Entries from a collection

────────────────────────────────────────

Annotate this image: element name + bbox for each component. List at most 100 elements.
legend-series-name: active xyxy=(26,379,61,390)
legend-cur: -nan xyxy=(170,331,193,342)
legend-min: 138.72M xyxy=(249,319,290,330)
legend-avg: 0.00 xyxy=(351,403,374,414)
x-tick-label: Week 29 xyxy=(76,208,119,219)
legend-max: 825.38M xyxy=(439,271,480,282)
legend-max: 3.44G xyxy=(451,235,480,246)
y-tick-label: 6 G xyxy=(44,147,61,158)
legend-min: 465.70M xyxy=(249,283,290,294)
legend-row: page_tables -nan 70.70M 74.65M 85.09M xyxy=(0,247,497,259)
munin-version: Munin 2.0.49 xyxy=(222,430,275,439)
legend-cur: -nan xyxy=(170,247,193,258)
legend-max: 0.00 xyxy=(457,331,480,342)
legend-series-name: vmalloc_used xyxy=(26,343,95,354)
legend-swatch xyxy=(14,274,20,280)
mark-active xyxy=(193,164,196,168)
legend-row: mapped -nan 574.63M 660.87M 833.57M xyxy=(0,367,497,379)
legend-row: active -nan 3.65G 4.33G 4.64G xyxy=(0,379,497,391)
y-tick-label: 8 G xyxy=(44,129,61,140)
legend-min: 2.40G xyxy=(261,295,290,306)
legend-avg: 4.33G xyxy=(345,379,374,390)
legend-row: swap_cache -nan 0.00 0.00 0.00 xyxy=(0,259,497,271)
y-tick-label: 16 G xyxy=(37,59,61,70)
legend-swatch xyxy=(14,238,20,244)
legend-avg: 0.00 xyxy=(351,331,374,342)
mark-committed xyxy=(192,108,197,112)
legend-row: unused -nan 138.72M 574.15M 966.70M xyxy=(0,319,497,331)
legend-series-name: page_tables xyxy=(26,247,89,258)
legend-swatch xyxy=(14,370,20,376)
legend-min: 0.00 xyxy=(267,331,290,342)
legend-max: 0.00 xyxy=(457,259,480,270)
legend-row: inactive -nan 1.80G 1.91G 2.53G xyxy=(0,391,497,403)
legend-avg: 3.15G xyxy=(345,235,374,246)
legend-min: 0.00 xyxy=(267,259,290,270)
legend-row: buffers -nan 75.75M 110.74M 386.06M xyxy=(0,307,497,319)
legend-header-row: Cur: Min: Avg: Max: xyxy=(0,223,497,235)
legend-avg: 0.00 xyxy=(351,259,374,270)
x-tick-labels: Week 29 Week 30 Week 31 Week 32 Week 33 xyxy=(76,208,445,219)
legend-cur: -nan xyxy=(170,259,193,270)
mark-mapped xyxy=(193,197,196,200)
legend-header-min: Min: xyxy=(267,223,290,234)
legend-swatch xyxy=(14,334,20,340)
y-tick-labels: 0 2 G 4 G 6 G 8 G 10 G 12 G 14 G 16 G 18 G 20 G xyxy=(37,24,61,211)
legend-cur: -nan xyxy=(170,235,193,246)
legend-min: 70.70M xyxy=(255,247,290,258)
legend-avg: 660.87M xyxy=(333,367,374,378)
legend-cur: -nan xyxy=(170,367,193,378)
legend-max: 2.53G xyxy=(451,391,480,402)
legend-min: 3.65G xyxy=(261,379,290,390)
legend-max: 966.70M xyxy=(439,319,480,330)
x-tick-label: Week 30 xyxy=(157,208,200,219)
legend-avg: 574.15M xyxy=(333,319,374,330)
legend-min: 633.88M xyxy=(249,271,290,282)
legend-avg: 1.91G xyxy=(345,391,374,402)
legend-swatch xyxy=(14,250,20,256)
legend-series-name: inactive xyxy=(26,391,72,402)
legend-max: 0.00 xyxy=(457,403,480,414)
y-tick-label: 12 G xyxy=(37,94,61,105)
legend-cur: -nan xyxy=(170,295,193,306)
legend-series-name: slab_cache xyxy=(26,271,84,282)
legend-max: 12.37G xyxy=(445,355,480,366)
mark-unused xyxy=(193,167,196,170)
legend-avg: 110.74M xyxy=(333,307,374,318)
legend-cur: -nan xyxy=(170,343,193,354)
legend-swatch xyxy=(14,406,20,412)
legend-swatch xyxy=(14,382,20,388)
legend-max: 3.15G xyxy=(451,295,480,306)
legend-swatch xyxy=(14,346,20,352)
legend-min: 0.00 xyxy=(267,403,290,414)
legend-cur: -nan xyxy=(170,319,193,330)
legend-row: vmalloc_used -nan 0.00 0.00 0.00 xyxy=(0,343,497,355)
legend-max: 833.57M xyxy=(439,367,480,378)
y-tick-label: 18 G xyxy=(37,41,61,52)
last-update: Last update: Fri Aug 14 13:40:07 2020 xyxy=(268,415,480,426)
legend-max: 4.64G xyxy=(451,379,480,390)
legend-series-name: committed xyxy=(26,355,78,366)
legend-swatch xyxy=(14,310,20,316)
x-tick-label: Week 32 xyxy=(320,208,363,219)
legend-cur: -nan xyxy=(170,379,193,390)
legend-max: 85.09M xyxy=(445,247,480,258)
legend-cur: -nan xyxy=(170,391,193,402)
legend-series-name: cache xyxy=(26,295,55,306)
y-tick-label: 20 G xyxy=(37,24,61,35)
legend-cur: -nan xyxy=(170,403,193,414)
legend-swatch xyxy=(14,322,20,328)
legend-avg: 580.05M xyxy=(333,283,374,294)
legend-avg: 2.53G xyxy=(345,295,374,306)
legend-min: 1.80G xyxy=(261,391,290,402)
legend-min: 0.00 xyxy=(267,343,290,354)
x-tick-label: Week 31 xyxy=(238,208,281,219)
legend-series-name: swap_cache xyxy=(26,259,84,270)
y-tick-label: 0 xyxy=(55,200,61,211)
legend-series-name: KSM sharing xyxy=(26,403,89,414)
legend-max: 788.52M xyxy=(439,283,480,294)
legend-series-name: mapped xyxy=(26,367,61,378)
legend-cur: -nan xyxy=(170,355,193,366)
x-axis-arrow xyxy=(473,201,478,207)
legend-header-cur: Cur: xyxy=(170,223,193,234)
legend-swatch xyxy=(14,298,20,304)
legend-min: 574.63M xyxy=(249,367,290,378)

────────────────────────────────────────

#### EXERCISE GOAL
Please reproduce all of the entries above, keeping every line and character unchanged.

#### ANSWER TO THE TASK
Annotate this image: element name + bbox for each component. List at most 100 elements.
legend-series-name: active xyxy=(26,379,61,390)
legend-cur: -nan xyxy=(170,331,193,342)
legend-min: 138.72M xyxy=(249,319,290,330)
legend-avg: 0.00 xyxy=(351,403,374,414)
x-tick-label: Week 29 xyxy=(76,208,119,219)
legend-max: 825.38M xyxy=(439,271,480,282)
legend-max: 3.44G xyxy=(451,235,480,246)
y-tick-label: 6 G xyxy=(44,147,61,158)
legend-min: 465.70M xyxy=(249,283,290,294)
legend-row: page_tables -nan 70.70M 74.65M 85.09M xyxy=(0,247,497,259)
munin-version: Munin 2.0.49 xyxy=(222,430,275,439)
legend-cur: -nan xyxy=(170,247,193,258)
legend-max: 0.00 xyxy=(457,331,480,342)
legend-series-name: vmalloc_used xyxy=(26,343,95,354)
legend-swatch xyxy=(14,274,20,280)
mark-active xyxy=(193,164,196,168)
legend-row: mapped -nan 574.63M 660.87M 833.57M xyxy=(0,367,497,379)
legend-row: active -nan 3.65G 4.33G 4.64G xyxy=(0,379,497,391)
y-tick-label: 8 G xyxy=(44,129,61,140)
legend-min: 2.40G xyxy=(261,295,290,306)
legend-avg: 4.33G xyxy=(345,379,374,390)
legend-row: swap_cache -nan 0.00 0.00 0.00 xyxy=(0,259,497,271)
y-tick-label: 16 G xyxy=(37,59,61,70)
legend-swatch xyxy=(14,238,20,244)
legend-avg: 0.00 xyxy=(351,331,374,342)
mark-committed xyxy=(192,108,197,112)
legend-row: unused -nan 138.72M 574.15M 966.70M xyxy=(0,319,497,331)
legend-series-name: page_tables xyxy=(26,247,89,258)
legend-swatch xyxy=(14,370,20,376)
legend-min: 0.00 xyxy=(267,331,290,342)
legend-max: 0.00 xyxy=(457,259,480,270)
legend-row: inactive -nan 1.80G 1.91G 2.53G xyxy=(0,391,497,403)
legend-avg: 3.15G xyxy=(345,235,374,246)
legend-min: 0.00 xyxy=(267,259,290,270)
legend-row: buffers -nan 75.75M 110.74M 386.06M xyxy=(0,307,497,319)
legend-header-row: Cur: Min: Avg: Max: xyxy=(0,223,497,235)
legend-avg: 0.00 xyxy=(351,259,374,270)
x-tick-labels: Week 29 Week 30 Week 31 Week 32 Week 33 xyxy=(76,208,445,219)
legend-cur: -nan xyxy=(170,259,193,270)
mark-mapped xyxy=(193,197,196,200)
legend-header-min: Min: xyxy=(267,223,290,234)
legend-swatch xyxy=(14,334,20,340)
y-tick-labels: 0 2 G 4 G 6 G 8 G 10 G 12 G 14 G 16 G 18 G 20 G xyxy=(37,24,61,211)
legend-cur: -nan xyxy=(170,235,193,246)
legend-min: 70.70M xyxy=(255,247,290,258)
legend-avg: 660.87M xyxy=(333,367,374,378)
legend-cur: -nan xyxy=(170,367,193,378)
legend-max: 2.53G xyxy=(451,391,480,402)
legend-min: 3.65G xyxy=(261,379,290,390)
legend-max: 966.70M xyxy=(439,319,480,330)
x-tick-label: Week 30 xyxy=(157,208,200,219)
legend-avg: 574.15M xyxy=(333,319,374,330)
legend-min: 633.88M xyxy=(249,271,290,282)
legend-avg: 1.91G xyxy=(345,391,374,402)
legend-swatch xyxy=(14,250,20,256)
legend-series-name: inactive xyxy=(26,391,72,402)
legend-max: 0.00 xyxy=(457,403,480,414)
y-tick-label: 12 G xyxy=(37,94,61,105)
legend-cur: -nan xyxy=(170,295,193,306)
legend-series-name: slab_cache xyxy=(26,271,84,282)
legend-max: 12.37G xyxy=(445,355,480,366)
mark-unused xyxy=(193,167,196,170)
legend-avg: 110.74M xyxy=(333,307,374,318)
legend-cur: -nan xyxy=(170,343,193,354)
legend-swatch xyxy=(14,406,20,412)
legend-swatch xyxy=(14,382,20,388)
legend-max: 3.15G xyxy=(451,295,480,306)
legend-swatch xyxy=(14,346,20,352)
legend-min: 0.00 xyxy=(267,403,290,414)
legend-cur: -nan xyxy=(170,319,193,330)
legend-row: vmalloc_used -nan 0.00 0.00 0.00 xyxy=(0,343,497,355)
legend-max: 833.57M xyxy=(439,367,480,378)
y-tick-label: 18 G xyxy=(37,41,61,52)
last-update: Last update: Fri Aug 14 13:40:07 2020 xyxy=(268,415,480,426)
legend-max: 4.64G xyxy=(451,379,480,390)
legend-series-name: committed xyxy=(26,355,78,366)
legend-swatch xyxy=(14,310,20,316)
x-tick-label: Week 32 xyxy=(320,208,363,219)
legend-cur: -nan xyxy=(170,379,193,390)
legend-max: 85.09M xyxy=(445,247,480,258)
legend-cur: -nan xyxy=(170,391,193,402)
legend-series-name: cache xyxy=(26,295,55,306)
y-tick-label: 20 G xyxy=(37,24,61,35)
legend-cur: -nan xyxy=(170,403,193,414)
legend-swatch xyxy=(14,322,20,328)
legend-avg: 580.05M xyxy=(333,283,374,294)
legend-avg: 2.53G xyxy=(345,295,374,306)
legend-min: 1.80G xyxy=(261,391,290,402)
legend-min: 0.00 xyxy=(267,343,290,354)
x-tick-label: Week 31 xyxy=(238,208,281,219)
legend-series-name: swap_cache xyxy=(26,259,84,270)
y-tick-label: 0 xyxy=(55,200,61,211)
legend-series-name: KSM sharing xyxy=(26,403,89,414)
legend-max: 788.52M xyxy=(439,283,480,294)
legend-series-name: mapped xyxy=(26,367,61,378)
legend-cur: -nan xyxy=(170,355,193,366)
x-axis-arrow xyxy=(473,201,478,207)
legend-header-cur: Cur: xyxy=(170,223,193,234)
legend-swatch xyxy=(14,298,20,304)
legend-min: 574.63M xyxy=(249,367,290,378)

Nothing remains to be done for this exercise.